*À faire*:
**1)** Relevez toutes les personnes désignées individuellement par leur nom dans le texte sur Jacmel, sans compter les familles.
**2)** Recopiez telles quelles les entrées, de la toute première jusqu'à la ligne contenant « channel-avatar-icon: R — [16, 388, 30, 402] », celle-ci comprise.
─── Texte fourni
Par Rodney Saintil
Jacmel, l’inégalité sociale dans les années 40
« Requiem pour une soutane princière » un texte écrit par Maurice Cadet, Poète, romancier jacmélien, dans lequel il raconte l’histoire d’un prête dénommé Bénac qui en toute complicité avec les forces de l’ordre a anéanti la famille Gabiche pour une parcelle de terrain. Loin d’être un roman de fiction, l’oeuvre décrit l’inégalité qui s’évit à Jacmel dans les années 40.
En effet, le curé Bénac menait une vie de riche. Il promenait souvent au balcon, entouré de sa bibliothèque, une façon propre à lui de se retirer de la foule pour retenir à moitié son comportement élitiste. Son litige avec la famille Gabiche n’est autre qu’une affaire de terrain. Ce dernier était sous le contrôle de cette dite famille suite à un procès verbal laissé par le père Maël.
Ce procès-verbal non seulement atteste la possession de la famille Gabiche pendant vingt-cinq ans mais aussi, il était souscrit par le Conseil de Fabrique. Cependant, le Curé Bénac, égoïste, de part sa complicité avec les Forces de l’ordre cherche l’opportunité de tout brûler afin de mettre fin à ce contrat.
Après maintes tentatives d’expropriation – que ce soit la proposition d’exiler les époux à l’Hôtel communal, un établissement spécialisé pour les handicapés mentaux, ou du moins sur un autre terrain à Lamandou – la famille est sujette à toute forme de manipulation. Alors, ne voulant rien accepter du Prêtre, la famille Gabiche, pauvre, sans défense, était l’ustensile de plusieurs accusations. D’abord empiété, leur fils ainé, Désira, était séquestré à la prison civile de Jacmel pendant plus d’une centaine de jours pour des raisons inconnues.
──────
─── Liste des entrées
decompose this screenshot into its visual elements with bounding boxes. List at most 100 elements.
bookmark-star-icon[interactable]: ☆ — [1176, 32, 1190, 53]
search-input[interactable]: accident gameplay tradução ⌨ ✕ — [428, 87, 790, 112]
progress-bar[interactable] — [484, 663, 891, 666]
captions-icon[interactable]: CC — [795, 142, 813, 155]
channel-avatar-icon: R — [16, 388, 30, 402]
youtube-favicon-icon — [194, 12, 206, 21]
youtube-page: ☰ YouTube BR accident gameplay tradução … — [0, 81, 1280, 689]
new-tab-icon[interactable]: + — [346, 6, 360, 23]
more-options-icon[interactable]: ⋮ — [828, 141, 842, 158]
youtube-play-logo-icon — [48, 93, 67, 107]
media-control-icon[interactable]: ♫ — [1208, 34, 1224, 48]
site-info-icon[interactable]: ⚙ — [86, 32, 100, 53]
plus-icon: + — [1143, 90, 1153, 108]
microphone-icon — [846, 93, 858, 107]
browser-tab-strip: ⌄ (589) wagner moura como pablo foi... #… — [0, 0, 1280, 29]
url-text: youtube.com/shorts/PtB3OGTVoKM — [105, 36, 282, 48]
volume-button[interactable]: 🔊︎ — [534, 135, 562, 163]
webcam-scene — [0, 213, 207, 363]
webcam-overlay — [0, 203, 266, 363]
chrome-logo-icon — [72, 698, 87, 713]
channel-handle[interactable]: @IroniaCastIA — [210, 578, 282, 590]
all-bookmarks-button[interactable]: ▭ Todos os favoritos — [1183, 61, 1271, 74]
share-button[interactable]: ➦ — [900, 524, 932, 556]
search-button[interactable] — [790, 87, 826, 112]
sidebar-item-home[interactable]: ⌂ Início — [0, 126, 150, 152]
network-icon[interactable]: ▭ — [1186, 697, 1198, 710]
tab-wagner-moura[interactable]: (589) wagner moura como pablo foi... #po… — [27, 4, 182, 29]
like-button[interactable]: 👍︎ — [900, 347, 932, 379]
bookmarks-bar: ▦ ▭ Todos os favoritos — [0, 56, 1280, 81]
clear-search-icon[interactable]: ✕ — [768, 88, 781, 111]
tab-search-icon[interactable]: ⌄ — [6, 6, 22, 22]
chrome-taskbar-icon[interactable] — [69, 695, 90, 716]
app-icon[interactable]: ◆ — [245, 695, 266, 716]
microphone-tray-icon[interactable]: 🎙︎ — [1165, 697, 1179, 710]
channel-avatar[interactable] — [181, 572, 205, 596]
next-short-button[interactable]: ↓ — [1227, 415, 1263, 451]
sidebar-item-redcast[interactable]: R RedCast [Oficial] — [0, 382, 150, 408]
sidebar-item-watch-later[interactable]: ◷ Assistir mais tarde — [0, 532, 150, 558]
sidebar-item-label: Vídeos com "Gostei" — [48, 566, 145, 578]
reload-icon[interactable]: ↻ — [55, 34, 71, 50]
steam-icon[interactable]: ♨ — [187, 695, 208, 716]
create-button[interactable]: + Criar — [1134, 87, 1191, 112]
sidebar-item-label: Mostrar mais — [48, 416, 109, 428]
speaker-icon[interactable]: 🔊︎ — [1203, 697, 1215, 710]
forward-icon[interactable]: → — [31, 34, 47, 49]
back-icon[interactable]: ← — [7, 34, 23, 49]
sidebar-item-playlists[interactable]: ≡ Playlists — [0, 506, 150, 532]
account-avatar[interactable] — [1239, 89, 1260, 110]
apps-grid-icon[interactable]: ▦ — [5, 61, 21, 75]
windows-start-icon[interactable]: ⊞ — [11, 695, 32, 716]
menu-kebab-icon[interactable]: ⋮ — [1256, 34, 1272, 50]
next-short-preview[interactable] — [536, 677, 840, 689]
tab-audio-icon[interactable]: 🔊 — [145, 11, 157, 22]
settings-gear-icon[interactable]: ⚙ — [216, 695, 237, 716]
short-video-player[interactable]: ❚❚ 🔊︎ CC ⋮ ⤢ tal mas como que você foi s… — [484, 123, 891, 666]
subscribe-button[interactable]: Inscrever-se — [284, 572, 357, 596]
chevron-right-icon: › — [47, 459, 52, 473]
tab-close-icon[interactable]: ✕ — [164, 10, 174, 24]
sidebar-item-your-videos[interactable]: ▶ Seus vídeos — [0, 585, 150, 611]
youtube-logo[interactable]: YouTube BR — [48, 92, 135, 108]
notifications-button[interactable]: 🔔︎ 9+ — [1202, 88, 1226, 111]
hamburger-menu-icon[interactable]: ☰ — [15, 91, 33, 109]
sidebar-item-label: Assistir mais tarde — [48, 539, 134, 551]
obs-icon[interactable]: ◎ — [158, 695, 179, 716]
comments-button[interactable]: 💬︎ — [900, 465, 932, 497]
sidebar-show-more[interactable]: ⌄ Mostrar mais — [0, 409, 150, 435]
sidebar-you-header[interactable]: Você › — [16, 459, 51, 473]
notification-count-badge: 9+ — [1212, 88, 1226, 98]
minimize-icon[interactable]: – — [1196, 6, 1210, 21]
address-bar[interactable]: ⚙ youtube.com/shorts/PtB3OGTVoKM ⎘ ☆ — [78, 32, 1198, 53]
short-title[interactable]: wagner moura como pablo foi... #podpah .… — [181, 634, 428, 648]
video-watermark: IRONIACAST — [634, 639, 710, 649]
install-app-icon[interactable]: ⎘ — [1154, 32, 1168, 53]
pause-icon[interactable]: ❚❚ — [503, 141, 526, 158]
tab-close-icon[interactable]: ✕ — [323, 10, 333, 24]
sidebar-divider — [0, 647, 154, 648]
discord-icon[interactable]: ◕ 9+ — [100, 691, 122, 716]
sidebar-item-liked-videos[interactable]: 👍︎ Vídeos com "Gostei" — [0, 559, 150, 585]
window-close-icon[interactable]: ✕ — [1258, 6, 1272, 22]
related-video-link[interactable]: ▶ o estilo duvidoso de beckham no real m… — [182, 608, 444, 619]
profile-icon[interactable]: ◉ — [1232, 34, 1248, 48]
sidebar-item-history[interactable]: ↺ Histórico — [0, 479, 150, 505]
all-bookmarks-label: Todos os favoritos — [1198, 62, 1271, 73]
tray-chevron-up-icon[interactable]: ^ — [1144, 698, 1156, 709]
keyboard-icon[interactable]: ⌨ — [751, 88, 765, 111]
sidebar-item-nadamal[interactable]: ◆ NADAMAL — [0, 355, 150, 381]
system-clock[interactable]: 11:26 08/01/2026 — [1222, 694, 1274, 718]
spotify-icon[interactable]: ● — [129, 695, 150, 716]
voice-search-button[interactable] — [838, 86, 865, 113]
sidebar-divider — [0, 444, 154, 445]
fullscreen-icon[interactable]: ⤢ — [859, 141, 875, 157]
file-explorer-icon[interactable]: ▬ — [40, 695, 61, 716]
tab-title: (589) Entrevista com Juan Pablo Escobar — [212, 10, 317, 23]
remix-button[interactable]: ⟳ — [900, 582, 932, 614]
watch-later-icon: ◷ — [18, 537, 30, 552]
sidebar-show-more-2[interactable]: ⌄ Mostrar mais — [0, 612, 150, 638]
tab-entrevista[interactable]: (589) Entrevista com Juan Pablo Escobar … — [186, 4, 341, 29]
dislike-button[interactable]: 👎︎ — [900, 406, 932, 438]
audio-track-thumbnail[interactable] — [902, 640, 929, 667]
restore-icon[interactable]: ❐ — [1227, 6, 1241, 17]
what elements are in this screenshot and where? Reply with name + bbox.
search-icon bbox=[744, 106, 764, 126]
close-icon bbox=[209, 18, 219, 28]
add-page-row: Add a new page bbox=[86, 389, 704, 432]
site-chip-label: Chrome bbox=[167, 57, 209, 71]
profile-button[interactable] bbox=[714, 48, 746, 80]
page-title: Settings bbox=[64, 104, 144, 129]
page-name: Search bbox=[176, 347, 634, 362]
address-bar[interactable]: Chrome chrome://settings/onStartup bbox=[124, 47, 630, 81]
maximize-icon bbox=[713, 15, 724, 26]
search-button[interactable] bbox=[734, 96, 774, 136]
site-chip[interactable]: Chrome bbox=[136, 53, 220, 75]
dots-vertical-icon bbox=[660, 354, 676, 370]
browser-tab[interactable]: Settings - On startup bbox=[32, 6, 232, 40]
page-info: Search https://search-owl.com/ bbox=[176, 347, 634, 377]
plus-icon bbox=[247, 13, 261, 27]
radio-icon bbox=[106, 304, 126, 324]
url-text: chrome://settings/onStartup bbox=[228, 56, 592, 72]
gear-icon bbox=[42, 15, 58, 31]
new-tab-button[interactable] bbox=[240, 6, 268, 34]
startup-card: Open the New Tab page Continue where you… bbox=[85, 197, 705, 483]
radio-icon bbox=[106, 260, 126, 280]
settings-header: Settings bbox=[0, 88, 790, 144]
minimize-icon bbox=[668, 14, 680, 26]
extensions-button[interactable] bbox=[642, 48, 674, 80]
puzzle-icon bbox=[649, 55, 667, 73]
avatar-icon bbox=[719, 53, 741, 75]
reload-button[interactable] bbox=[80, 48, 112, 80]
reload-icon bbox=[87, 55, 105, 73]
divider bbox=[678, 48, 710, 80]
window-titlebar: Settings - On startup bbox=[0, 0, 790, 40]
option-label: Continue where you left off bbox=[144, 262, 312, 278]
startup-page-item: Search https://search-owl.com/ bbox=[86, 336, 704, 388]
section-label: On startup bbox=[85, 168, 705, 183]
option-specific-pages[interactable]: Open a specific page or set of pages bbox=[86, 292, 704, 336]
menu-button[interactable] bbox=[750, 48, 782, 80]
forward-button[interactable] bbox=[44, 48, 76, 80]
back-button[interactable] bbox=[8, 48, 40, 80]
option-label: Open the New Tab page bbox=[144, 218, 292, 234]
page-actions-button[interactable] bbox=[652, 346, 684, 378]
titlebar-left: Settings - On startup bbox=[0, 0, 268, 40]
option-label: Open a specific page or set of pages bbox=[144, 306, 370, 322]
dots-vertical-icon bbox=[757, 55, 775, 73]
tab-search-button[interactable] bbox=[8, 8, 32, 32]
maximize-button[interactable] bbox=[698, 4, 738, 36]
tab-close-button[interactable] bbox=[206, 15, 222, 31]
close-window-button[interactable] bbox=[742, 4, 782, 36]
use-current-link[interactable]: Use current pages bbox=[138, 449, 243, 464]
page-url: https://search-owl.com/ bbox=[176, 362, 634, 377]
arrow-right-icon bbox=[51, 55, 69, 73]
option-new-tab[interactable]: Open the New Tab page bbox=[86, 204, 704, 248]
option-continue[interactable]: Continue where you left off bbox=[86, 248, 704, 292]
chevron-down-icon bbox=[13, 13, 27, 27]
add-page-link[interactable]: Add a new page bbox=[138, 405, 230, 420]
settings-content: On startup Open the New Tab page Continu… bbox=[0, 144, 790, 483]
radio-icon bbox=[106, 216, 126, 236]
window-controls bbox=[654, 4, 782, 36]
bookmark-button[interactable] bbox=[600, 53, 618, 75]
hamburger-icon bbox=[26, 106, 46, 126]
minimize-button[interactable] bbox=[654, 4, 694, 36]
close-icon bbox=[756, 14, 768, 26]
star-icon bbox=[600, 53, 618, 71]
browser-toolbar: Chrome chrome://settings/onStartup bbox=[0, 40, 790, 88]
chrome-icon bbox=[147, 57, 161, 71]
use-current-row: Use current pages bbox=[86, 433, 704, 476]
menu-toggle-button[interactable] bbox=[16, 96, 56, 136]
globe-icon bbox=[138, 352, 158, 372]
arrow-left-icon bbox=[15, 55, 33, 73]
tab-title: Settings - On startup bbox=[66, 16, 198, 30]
──────
*Liste des réponses*:
**1)**
Rodney Saintil
Maurice Cadet
Bénac
Maël
Désira

**2)**
decompose this screenshot into its visual elements with bounding boxes. List at most 100 elements.
bookmark-star-icon[interactable]: ☆ — [1176, 32, 1190, 53]
search-input[interactable]: accident gameplay tradução ⌨ ✕ — [428, 87, 790, 112]
progress-bar[interactable] — [484, 663, 891, 666]
captions-icon[interactable]: CC — [795, 142, 813, 155]
channel-avatar-icon: R — [16, 388, 30, 402]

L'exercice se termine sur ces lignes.